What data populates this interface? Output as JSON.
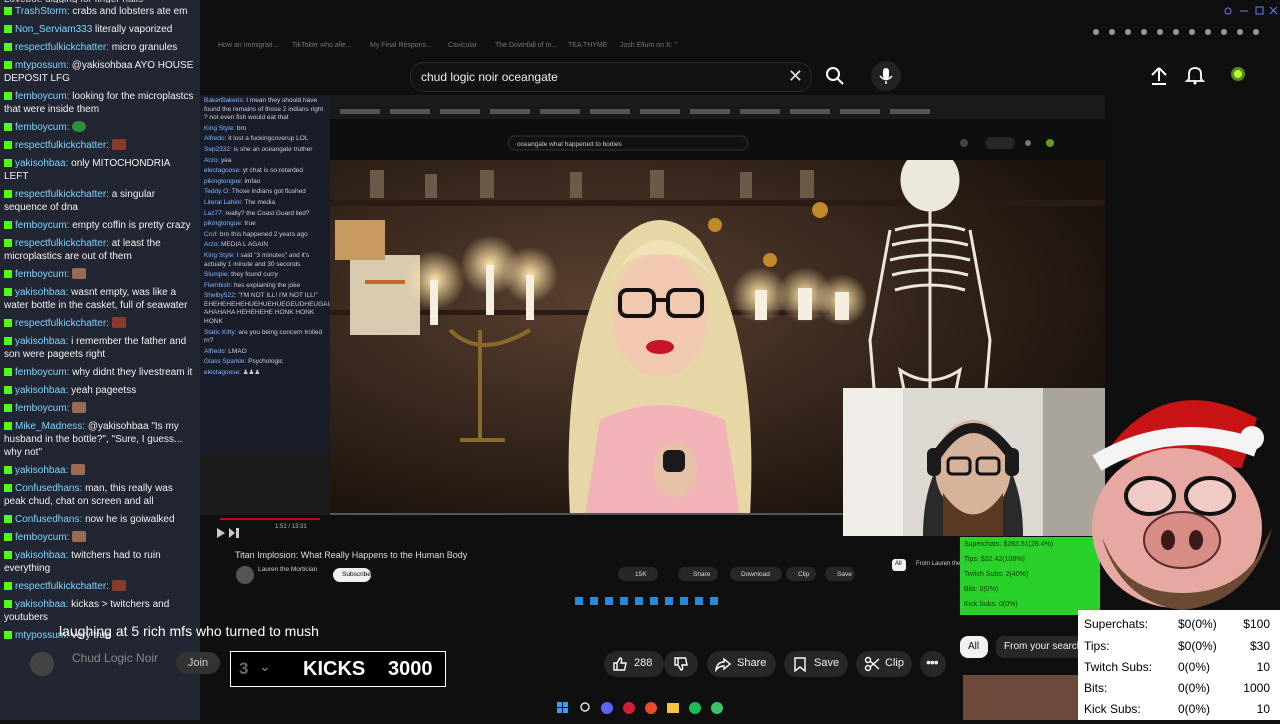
{
  "chat": [
    {
      "user": "TrashStorm:",
      "text": "crabs and lobsters ate em"
    },
    {
      "user": "Non_Serviam333",
      "text": "literally vaporized"
    },
    {
      "user": "respectfulkickchatter:",
      "text": "micro granules"
    },
    {
      "user": "mtypossum:",
      "text": "@yakisohbaa AYO HOUSE DEPOSIT LFG"
    },
    {
      "user": "femboycum:",
      "text": "looking for the microplastcs that were inside them"
    },
    {
      "user": "femboycum:",
      "text": "",
      "emote": "g"
    },
    {
      "user": "respectfulkickchatter:",
      "text": "",
      "emote": "r"
    },
    {
      "user": "yakisohbaa:",
      "text": "only MITOCHONDRIA LEFT"
    },
    {
      "user": "respectfulkickchatter:",
      "text": "a singular sequence of dna"
    },
    {
      "user": "femboycum:",
      "text": "empty coffin is pretty crazy"
    },
    {
      "user": "respectfulkickchatter:",
      "text": "at least the microplastics are out of them"
    },
    {
      "user": "femboycum:",
      "text": "",
      "emote": "e"
    },
    {
      "user": "yakisohbaa:",
      "text": "wasnt empty, was like a water bottle in the casket, full of seawater"
    },
    {
      "user": "respectfulkickchatter:",
      "text": "",
      "emote": "r"
    },
    {
      "user": "yakisohbaa:",
      "text": "i remember the father and son were pageets right"
    },
    {
      "user": "femboycum:",
      "text": "why didnt they livestream it"
    },
    {
      "user": "yakisohbaa:",
      "text": "yeah pageetss"
    },
    {
      "user": "femboycum:",
      "text": "",
      "emote": "e"
    },
    {
      "user": "Mike_Madness:",
      "text": "@yakisohbaa \"Is my husband in the bottle?\", \"Sure, I guess... why not\""
    },
    {
      "user": "yakisohbaa:",
      "text": "",
      "emote": "e"
    },
    {
      "user": "Confusedhans:",
      "text": "man, this really was peak chud, chat on screen and all"
    },
    {
      "user": "Confusedhans:",
      "text": "now he is goiwalked"
    },
    {
      "user": "femboycum:",
      "text": "",
      "emote": "e"
    },
    {
      "user": "yakisohbaa:",
      "text": "twitchers had to ruin everything"
    },
    {
      "user": "respectfulkickchatter:",
      "text": "",
      "emote": "r"
    },
    {
      "user": "yakisohbaa:",
      "text": "kickas > twitchers and youtubers"
    },
    {
      "user": "mtypossum:",
      "text": "very true"
    }
  ],
  "header": {
    "search_query": "chud logic noir oceangate",
    "tabs_ghost": [
      "How an Immigrati...",
      "TikToker who alle...",
      "My Final Respons...",
      "Cavicular",
      "The Downfall of In...",
      "TEA THYME",
      "Josh Ellum on X: \""
    ]
  },
  "inner": {
    "search": "oceangate what happened to bodies",
    "title": "Titan Implosion: What Really Happens to the Human Body",
    "channel": "Lauren the Mortician",
    "subscribe": "Subscribe",
    "time": "1:51 / 13:31",
    "likes": "15K",
    "actions": [
      "Share",
      "Download",
      "Clip",
      "Save"
    ],
    "chat": [
      {
        "u": "BakerBakeris:",
        "t": "I mean they should have found the remains of those 2 indians right ? not even fish would eat that"
      },
      {
        "u": "King Style:",
        "t": "bro"
      },
      {
        "u": "Alfredo:",
        "t": "it lost a fuckingcoverup LOL"
      },
      {
        "u": "Sep2332:",
        "t": "is she an oceangate truther"
      },
      {
        "u": "Arzo:",
        "t": "yea"
      },
      {
        "u": "electagoose:",
        "t": "yt chat is so retarded"
      },
      {
        "u": "pikingtongue:",
        "t": "lmfao"
      },
      {
        "u": "Teddy O:",
        "t": "Those indians got flushed"
      },
      {
        "u": "Literal Lahini:",
        "t": "The media"
      },
      {
        "u": "Laz77:",
        "t": "really? the Coast Guard lied?"
      },
      {
        "u": "pikingtongue:",
        "t": "true"
      },
      {
        "u": "Cruf:",
        "t": "bro this happened 2 years ago"
      },
      {
        "u": "Arzo:",
        "t": "MEDIA L AGAIN"
      },
      {
        "u": "King Style:",
        "t": "I said \"3 minutes\" and it's actually 1 minute and 30 seconds"
      },
      {
        "u": "Slumpie:",
        "t": "they found curry"
      },
      {
        "u": "Flembish:",
        "t": "hes explaining the joke"
      },
      {
        "u": "Shelby522:",
        "t": "\"I'M NOT ILL! I'M NOT ILL!\" EHEHEHEHEHUEHUEHUEGEUDHEUGAUHD AHAHAHA HEHEHEHE HONK HONK HONK"
      },
      {
        "u": "Static Kitty:",
        "t": "are you being concern trolled rn?"
      },
      {
        "u": "Alfredo:",
        "t": "LMAO"
      },
      {
        "u": "Glass Sparkle:",
        "t": "Psychologic"
      },
      {
        "u": "electagoose:",
        "t": "♟♟♟"
      }
    ],
    "filter": [
      "All",
      "From Lauren the..."
    ],
    "overlay": [
      {
        "k": "Superchats:",
        "v": "$283.51(28.4%)"
      },
      {
        "k": "Tips:",
        "v": "$32.42(108%)"
      },
      {
        "k": "Twitch Subs:",
        "v": "2(40%)"
      },
      {
        "k": "Bits:",
        "v": "0(0%)"
      },
      {
        "k": "Kick Subs:",
        "v": "0(0%)"
      }
    ]
  },
  "video": {
    "title": "laughing at 5 rich mfs who turned to mush",
    "channel": "Chud Logic Noir",
    "join": "Join",
    "likes": "288",
    "share": "Share",
    "save": "Save",
    "clip": "Clip",
    "kicks_count": "3",
    "kicks_label": "KICKS",
    "kicks_goal": "3000"
  },
  "filters": {
    "all": "All",
    "from": "From your search"
  },
  "stats": [
    {
      "k": "Superchats:",
      "v": "$0(0%)",
      "g": "$100"
    },
    {
      "k": "Tips:",
      "v": "$0(0%)",
      "g": "$30"
    },
    {
      "k": "Twitch Subs:",
      "v": "0(0%)",
      "g": "10"
    },
    {
      "k": "Bits:",
      "v": "0(0%)",
      "g": "1000"
    },
    {
      "k": "Kick Subs:",
      "v": "0(0%)",
      "g": "10"
    }
  ],
  "colors": {
    "kick_green": "#53fc18",
    "chat_bg": "#262a38",
    "username": "#7fd3ff",
    "dark_bg": "#0f0f0f"
  }
}
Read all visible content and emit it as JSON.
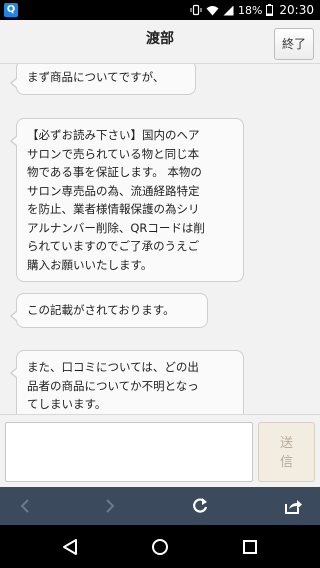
{
  "status_bar": {
    "app_icon_label": "Q",
    "battery": "18%",
    "time": "20:30",
    "icons": [
      "app-notification-icon",
      "vibrate-icon",
      "wifi-icon",
      "signal-icon",
      "battery-icon"
    ]
  },
  "header": {
    "title": "渡部",
    "close_label": "終了"
  },
  "messages": [
    {
      "lines": [
        "まず商品についてですが、"
      ]
    },
    {
      "lines": [
        "【必ずお読み下さい】国内のヘア",
        "サロンで売られている物と同じ本",
        "物である事を保証します。 本物の",
        "サロン専売品の為、流通経路特定",
        "を防止、業者様情報保護の為シリ",
        "アルナンバー削除、QRコードは削",
        "られていますのでご了承のうえご",
        "購入お願いいたします。"
      ]
    },
    {
      "lines": [
        "この記載がされております。"
      ]
    },
    {
      "lines": [
        "また、口コミについては、どの出",
        "品者の商品についてか不明となっ",
        "てしまいます。"
      ]
    }
  ],
  "composer": {
    "input_value": "",
    "send_label_line1": "送",
    "send_label_line2": "信"
  },
  "toolbar": {
    "icons": [
      "back-icon",
      "forward-icon",
      "reload-icon",
      "share-icon"
    ]
  },
  "navbar": {
    "icons": [
      "nav-back-icon",
      "nav-home-icon",
      "nav-recents-icon"
    ]
  },
  "colors": {
    "toolbar_bg": "#3c4a5d",
    "chat_bg": "#f2f2f2",
    "bubble_bg": "#fafafa",
    "send_button_bg": "#f3ece0"
  }
}
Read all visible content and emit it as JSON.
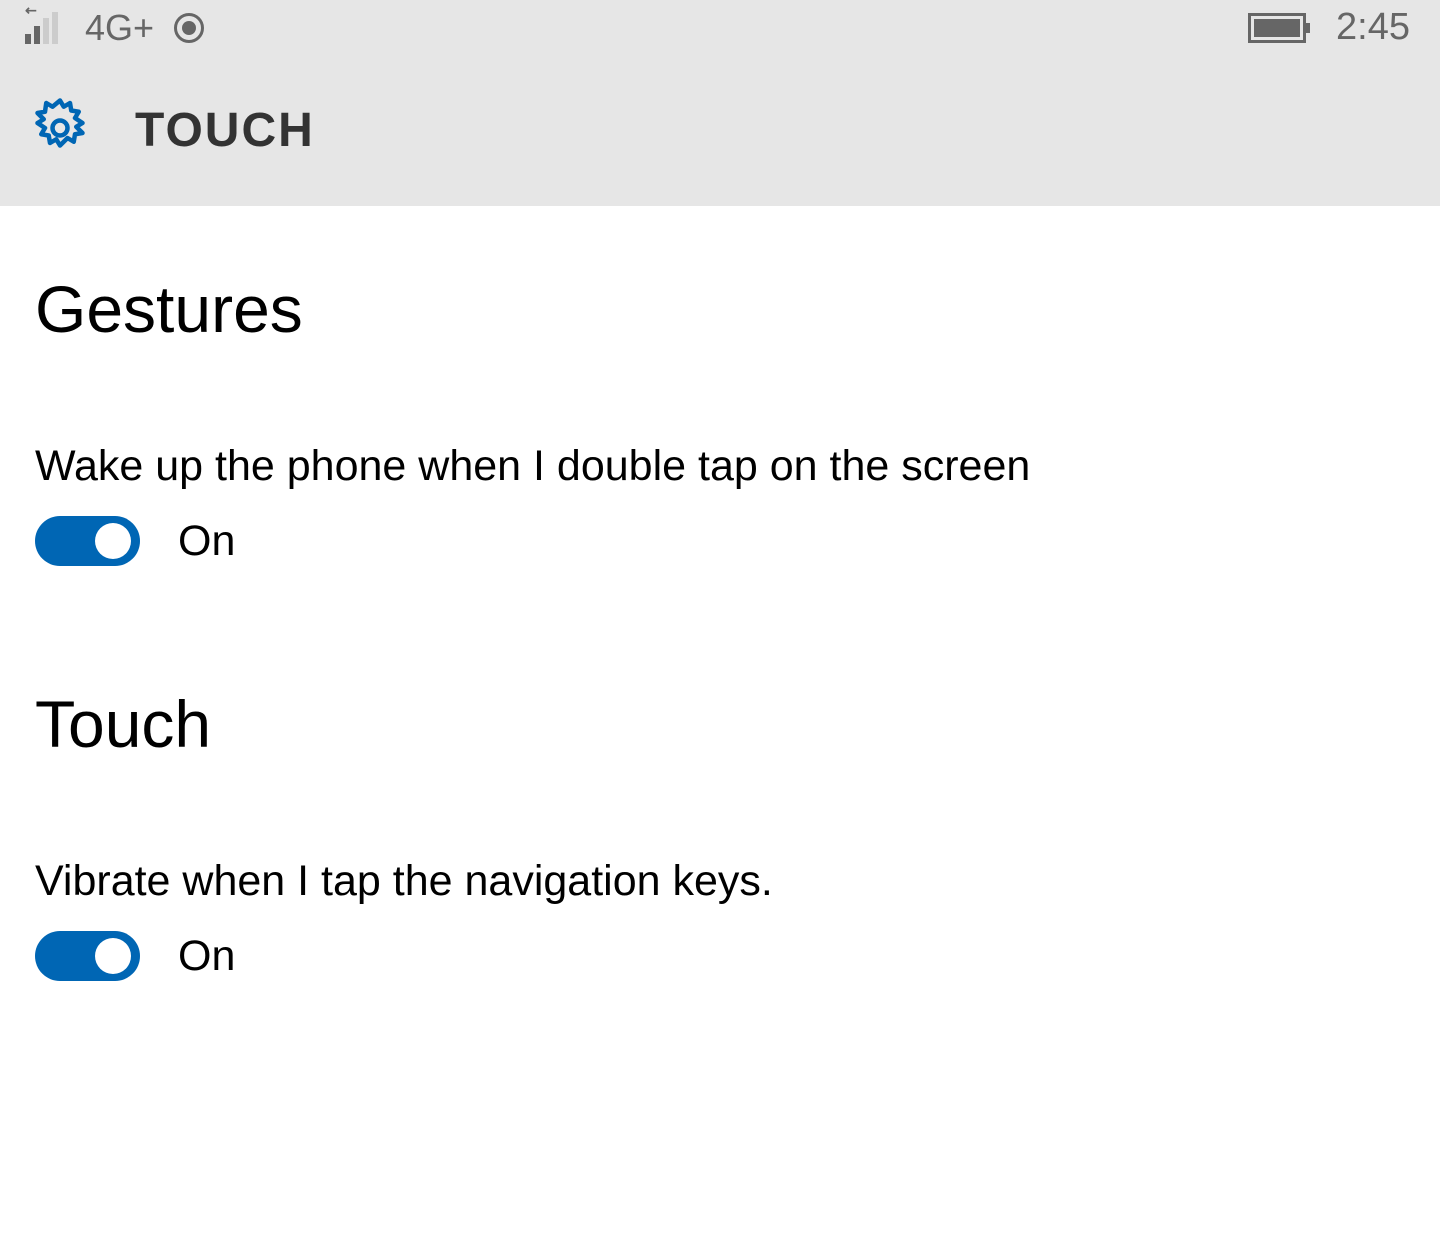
{
  "status_bar": {
    "network_label": "4G+",
    "clock": "2:45"
  },
  "header": {
    "title": "TOUCH"
  },
  "sections": {
    "gestures": {
      "heading": "Gestures",
      "setting_label": "Wake up the phone when I double tap on the screen",
      "toggle_state": "On"
    },
    "touch": {
      "heading": "Touch",
      "setting_label": "Vibrate when I tap the navigation keys.",
      "toggle_state": "On"
    }
  },
  "colors": {
    "accent": "#0066b4",
    "header_bg": "#e6e6e6",
    "status_text": "#666666"
  }
}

Problem requirements → Extract every line of the records above that contains the word "right".

Answer for the task →
      "text": "i remember the father and son were pageets right"
        "t": "I mean they should have found the remains of those 2 indians right ? not even fish would eat that"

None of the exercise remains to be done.